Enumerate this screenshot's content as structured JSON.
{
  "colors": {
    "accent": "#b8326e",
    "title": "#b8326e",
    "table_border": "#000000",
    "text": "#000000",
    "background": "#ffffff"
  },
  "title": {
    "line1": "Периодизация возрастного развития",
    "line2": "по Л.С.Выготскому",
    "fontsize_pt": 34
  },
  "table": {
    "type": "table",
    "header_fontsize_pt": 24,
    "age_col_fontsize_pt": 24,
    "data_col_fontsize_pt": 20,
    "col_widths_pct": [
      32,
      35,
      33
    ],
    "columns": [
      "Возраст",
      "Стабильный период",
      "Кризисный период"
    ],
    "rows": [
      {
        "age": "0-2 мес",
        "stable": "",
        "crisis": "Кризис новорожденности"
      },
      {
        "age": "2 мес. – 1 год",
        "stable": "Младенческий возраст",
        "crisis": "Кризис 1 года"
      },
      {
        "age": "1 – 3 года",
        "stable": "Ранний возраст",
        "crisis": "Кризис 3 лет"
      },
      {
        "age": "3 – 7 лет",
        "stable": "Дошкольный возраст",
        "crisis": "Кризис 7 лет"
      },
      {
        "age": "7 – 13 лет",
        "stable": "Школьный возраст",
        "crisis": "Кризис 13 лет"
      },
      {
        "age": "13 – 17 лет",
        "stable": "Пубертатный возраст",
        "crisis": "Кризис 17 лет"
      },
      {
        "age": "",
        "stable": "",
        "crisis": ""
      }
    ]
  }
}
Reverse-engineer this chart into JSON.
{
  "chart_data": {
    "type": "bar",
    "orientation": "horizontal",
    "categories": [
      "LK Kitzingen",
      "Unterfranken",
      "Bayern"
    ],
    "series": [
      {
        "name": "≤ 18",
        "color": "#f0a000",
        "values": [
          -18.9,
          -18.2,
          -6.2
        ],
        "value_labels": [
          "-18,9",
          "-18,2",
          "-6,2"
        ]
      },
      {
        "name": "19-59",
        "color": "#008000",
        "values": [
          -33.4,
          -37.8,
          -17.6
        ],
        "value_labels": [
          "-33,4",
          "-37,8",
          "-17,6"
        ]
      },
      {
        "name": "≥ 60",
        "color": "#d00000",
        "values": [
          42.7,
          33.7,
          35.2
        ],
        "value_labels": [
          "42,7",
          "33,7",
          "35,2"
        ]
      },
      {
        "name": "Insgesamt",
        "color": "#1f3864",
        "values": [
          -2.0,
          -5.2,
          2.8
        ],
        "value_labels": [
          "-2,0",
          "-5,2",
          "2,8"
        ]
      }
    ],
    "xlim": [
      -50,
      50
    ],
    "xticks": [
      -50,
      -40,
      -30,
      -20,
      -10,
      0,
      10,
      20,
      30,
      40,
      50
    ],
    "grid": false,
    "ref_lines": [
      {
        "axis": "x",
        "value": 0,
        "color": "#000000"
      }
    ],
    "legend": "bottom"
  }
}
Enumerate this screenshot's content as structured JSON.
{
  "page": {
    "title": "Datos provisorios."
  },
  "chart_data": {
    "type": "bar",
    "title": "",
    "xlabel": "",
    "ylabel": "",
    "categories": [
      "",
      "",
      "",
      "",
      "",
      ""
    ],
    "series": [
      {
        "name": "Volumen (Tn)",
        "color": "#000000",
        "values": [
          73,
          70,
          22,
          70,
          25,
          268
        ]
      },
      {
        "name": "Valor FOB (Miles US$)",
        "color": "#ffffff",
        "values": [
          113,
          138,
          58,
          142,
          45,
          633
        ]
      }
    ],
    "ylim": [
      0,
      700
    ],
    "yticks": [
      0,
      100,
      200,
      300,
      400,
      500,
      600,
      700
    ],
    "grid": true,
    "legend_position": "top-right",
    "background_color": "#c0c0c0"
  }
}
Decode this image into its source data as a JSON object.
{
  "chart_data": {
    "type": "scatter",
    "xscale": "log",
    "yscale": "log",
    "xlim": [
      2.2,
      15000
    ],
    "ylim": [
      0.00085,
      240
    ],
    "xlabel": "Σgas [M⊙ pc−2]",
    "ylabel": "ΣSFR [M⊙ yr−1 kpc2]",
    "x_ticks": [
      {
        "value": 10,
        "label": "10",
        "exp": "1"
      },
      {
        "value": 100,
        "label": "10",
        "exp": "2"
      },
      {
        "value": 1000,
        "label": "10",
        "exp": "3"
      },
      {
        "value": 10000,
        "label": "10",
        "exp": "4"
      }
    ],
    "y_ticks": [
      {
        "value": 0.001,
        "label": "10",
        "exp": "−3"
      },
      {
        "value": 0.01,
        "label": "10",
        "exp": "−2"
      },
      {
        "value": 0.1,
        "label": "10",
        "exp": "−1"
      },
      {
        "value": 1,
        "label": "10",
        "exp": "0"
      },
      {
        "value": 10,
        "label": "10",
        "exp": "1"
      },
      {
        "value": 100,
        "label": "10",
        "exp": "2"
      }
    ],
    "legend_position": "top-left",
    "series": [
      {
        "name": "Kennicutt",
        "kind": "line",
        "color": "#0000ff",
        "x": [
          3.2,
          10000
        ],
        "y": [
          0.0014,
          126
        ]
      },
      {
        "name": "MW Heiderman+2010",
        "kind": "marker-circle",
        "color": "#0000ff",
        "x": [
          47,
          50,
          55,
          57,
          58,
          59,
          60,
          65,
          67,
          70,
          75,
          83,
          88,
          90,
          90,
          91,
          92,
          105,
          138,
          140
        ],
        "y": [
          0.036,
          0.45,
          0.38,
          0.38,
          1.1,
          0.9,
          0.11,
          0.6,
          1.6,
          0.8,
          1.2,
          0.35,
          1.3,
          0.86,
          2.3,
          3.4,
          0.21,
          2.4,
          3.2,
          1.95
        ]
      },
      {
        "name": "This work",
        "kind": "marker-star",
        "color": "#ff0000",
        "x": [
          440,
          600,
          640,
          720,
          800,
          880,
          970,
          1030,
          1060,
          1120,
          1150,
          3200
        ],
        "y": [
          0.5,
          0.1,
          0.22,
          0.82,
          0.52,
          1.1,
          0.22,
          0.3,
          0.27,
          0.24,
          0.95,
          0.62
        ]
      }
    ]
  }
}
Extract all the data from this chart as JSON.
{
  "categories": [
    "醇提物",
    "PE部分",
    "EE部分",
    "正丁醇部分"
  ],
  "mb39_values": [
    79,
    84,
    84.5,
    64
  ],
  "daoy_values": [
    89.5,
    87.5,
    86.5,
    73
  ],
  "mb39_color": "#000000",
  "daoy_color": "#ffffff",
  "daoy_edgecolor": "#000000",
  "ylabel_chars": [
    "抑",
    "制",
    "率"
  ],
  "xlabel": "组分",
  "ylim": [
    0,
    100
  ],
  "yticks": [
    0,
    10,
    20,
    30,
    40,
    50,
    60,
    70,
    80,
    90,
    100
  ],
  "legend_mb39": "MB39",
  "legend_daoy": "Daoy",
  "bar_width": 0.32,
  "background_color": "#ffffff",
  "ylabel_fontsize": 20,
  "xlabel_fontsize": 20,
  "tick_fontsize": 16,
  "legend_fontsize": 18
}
====
Return each full line of the entries that contains the word "name".

◆ REPLY ◆
        "name": "≤ 18",
        "name": "19-59",
        "name": "≥ 60",
        "name": "Insgesamt",
        "name": "Volumen (Tn)",
        "name": "Valor FOB (Miles US$)",
        "name": "Kennicutt",
        "name": "MW Heiderman+2010",
        "name": "This work",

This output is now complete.